## Records for this task
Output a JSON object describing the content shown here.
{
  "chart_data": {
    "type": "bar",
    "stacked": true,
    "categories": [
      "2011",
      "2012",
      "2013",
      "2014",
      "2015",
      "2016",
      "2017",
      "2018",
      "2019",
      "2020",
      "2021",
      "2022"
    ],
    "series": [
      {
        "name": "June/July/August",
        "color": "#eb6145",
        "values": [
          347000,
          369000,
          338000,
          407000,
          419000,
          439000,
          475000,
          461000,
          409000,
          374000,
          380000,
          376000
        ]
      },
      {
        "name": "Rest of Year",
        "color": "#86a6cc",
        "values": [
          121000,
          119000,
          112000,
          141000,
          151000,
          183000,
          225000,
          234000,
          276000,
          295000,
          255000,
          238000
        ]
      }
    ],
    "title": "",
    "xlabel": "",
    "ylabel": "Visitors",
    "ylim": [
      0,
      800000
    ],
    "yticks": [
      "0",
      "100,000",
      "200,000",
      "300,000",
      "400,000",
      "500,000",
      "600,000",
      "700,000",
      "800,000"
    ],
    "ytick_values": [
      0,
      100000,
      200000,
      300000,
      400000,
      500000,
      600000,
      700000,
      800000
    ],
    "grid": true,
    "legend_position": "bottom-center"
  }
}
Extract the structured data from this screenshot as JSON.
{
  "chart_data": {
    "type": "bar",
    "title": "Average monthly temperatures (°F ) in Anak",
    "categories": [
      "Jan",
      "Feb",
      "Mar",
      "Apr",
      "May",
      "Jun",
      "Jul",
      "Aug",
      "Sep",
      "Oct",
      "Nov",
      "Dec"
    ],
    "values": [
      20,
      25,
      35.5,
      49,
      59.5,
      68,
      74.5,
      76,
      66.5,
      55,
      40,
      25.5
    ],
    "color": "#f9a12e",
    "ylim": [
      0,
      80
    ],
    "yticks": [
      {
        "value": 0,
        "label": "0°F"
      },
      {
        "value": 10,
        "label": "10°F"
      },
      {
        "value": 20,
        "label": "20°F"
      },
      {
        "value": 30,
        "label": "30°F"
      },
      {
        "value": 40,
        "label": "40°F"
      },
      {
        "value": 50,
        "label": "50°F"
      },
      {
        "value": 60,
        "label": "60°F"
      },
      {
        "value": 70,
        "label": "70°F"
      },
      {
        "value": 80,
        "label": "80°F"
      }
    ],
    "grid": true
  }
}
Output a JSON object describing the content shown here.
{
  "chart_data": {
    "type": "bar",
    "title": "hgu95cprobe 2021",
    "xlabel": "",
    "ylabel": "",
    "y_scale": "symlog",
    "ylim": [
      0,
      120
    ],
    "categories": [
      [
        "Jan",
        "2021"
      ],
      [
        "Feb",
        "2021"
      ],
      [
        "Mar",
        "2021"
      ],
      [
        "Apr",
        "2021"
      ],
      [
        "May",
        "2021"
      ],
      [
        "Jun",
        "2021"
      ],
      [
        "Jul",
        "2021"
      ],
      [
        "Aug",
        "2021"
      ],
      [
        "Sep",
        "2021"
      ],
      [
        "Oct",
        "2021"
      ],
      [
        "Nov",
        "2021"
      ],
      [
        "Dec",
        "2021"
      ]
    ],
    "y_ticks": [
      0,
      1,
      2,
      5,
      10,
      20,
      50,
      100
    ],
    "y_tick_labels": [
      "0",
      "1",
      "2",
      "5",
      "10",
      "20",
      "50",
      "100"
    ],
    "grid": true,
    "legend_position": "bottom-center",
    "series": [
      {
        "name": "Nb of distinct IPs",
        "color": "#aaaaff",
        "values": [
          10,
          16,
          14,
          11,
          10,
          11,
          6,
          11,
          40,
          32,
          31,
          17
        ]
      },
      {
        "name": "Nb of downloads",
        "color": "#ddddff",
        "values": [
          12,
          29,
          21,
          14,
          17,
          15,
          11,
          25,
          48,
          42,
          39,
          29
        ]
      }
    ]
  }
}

## Task instructions
Only a number is wanted: how many lines of the data above contain "title"?

## Response to this task
3